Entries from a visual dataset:

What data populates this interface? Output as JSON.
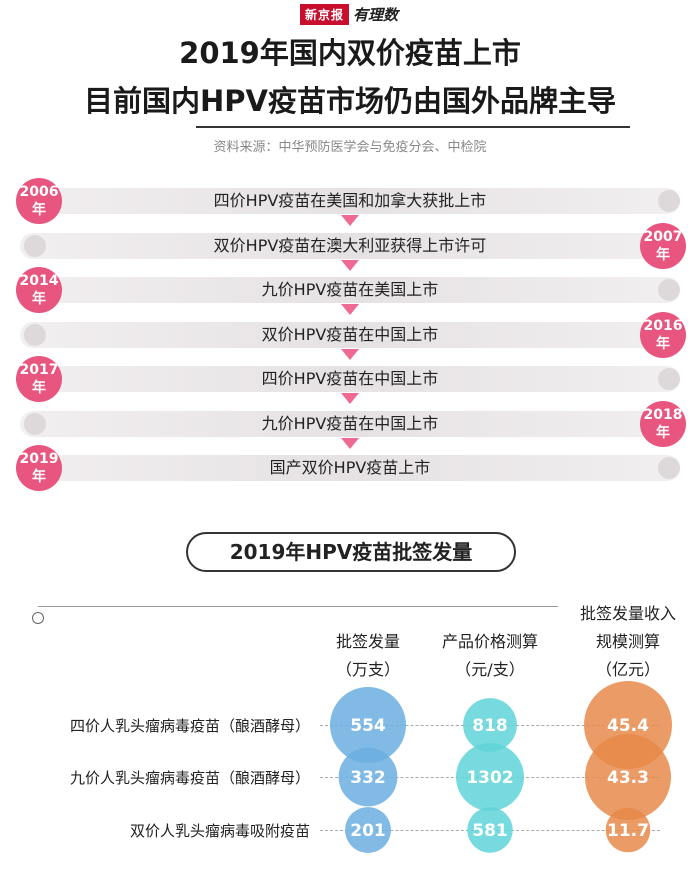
{
  "logo": {
    "brand": "新京报",
    "script": "有理数"
  },
  "title": {
    "line1": "2019年国内双价疫苗上市",
    "line2": "目前国内HPV疫苗市场仍由国外品牌主导"
  },
  "source": "资料来源：中华预防医学会与免疫分会、中检院",
  "timeline": [
    {
      "year": "2006",
      "suffix": "年",
      "side": "left",
      "text": "四价HPV疫苗在美国和加拿大获批上市"
    },
    {
      "year": "2007",
      "suffix": "年",
      "side": "right",
      "text": "双价HPV疫苗在澳大利亚获得上市许可"
    },
    {
      "year": "2014",
      "suffix": "年",
      "side": "left",
      "text": "九价HPV疫苗在美国上市"
    },
    {
      "year": "2016",
      "suffix": "年",
      "side": "right",
      "text": "双价HPV疫苗在中国上市"
    },
    {
      "year": "2017",
      "suffix": "年",
      "side": "left",
      "text": "四价HPV疫苗在中国上市"
    },
    {
      "year": "2018",
      "suffix": "年",
      "side": "right",
      "text": "九价HPV疫苗在中国上市"
    },
    {
      "year": "2019",
      "suffix": "年",
      "side": "left",
      "text": "国产双价HPV疫苗上市"
    }
  ],
  "colors": {
    "pink": "#e8557e",
    "blue": "#6aaee0",
    "teal": "#5fd4d8",
    "orange": "#e8894a"
  },
  "chart_data": {
    "type": "table",
    "title": "2019年HPV疫苗批签发量",
    "columns": [
      {
        "key": "batch",
        "label_lines": [
          "批签发量",
          "（万支）"
        ],
        "color": "#6aaee0"
      },
      {
        "key": "price",
        "label_lines": [
          "产品价格测算",
          "（元/支）"
        ],
        "color": "#5fd4d8"
      },
      {
        "key": "scale",
        "label_lines": [
          "批签发量收入",
          "规模测算",
          "（亿元）"
        ],
        "color": "#e8894a"
      }
    ],
    "rows": [
      {
        "label": "四价人乳头瘤病毒疫苗（酿酒酵母）",
        "batch": 554,
        "price": 818,
        "scale": 45.4
      },
      {
        "label": "九价人乳头瘤病毒疫苗（酿酒酵母）",
        "batch": 332,
        "price": 1302,
        "scale": 43.3
      },
      {
        "label": "双价人乳头瘤病毒吸附疫苗",
        "batch": 201,
        "price": 581,
        "scale": 11.7
      }
    ]
  }
}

Directive:
Quote the material exactly. Pictures stay out.

Answer:
What data populates this interface? Output as JSON.
{
  "logo": {
    "brand": "新京报",
    "script": "有理数"
  },
  "title": {
    "line1": "2019年国内双价疫苗上市",
    "line2": "目前国内HPV疫苗市场仍由国外品牌主导"
  },
  "source": "资料来源：中华预防医学会与免疫分会、中检院",
  "timeline": [
    {
      "year": "2006",
      "suffix": "年",
      "side": "left",
      "text": "四价HPV疫苗在美国和加拿大获批上市"
    },
    {
      "year": "2007",
      "suffix": "年",
      "side": "right",
      "text": "双价HPV疫苗在澳大利亚获得上市许可"
    },
    {
      "year": "2014",
      "suffix": "年",
      "side": "left",
      "text": "九价HPV疫苗在美国上市"
    },
    {
      "year": "2016",
      "suffix": "年",
      "side": "right",
      "text": "双价HPV疫苗在中国上市"
    },
    {
      "year": "2017",
      "suffix": "年",
      "side": "left",
      "text": "四价HPV疫苗在中国上市"
    },
    {
      "year": "2018",
      "suffix": "年",
      "side": "right",
      "text": "九价HPV疫苗在中国上市"
    },
    {
      "year": "2019",
      "suffix": "年",
      "side": "left",
      "text": "国产双价HPV疫苗上市"
    }
  ],
  "colors": {
    "pink": "#e8557e",
    "blue": "#6aaee0",
    "teal": "#5fd4d8",
    "orange": "#e8894a"
  },
  "chart_data": {
    "type": "table",
    "title": "2019年HPV疫苗批签发量",
    "columns": [
      {
        "key": "batch",
        "label_lines": [
          "批签发量",
          "（万支）"
        ],
        "color": "#6aaee0"
      },
      {
        "key": "price",
        "label_lines": [
          "产品价格测算",
          "（元/支）"
        ],
        "color": "#5fd4d8"
      },
      {
        "key": "scale",
        "label_lines": [
          "批签发量收入",
          "规模测算",
          "（亿元）"
        ],
        "color": "#e8894a"
      }
    ],
    "rows": [
      {
        "label": "四价人乳头瘤病毒疫苗（酿酒酵母）",
        "batch": 554,
        "price": 818,
        "scale": 45.4
      },
      {
        "label": "九价人乳头瘤病毒疫苗（酿酒酵母）",
        "batch": 332,
        "price": 1302,
        "scale": 43.3
      },
      {
        "label": "双价人乳头瘤病毒吸附疫苗",
        "batch": 201,
        "price": 581,
        "scale": 11.7
      }
    ]
  }
}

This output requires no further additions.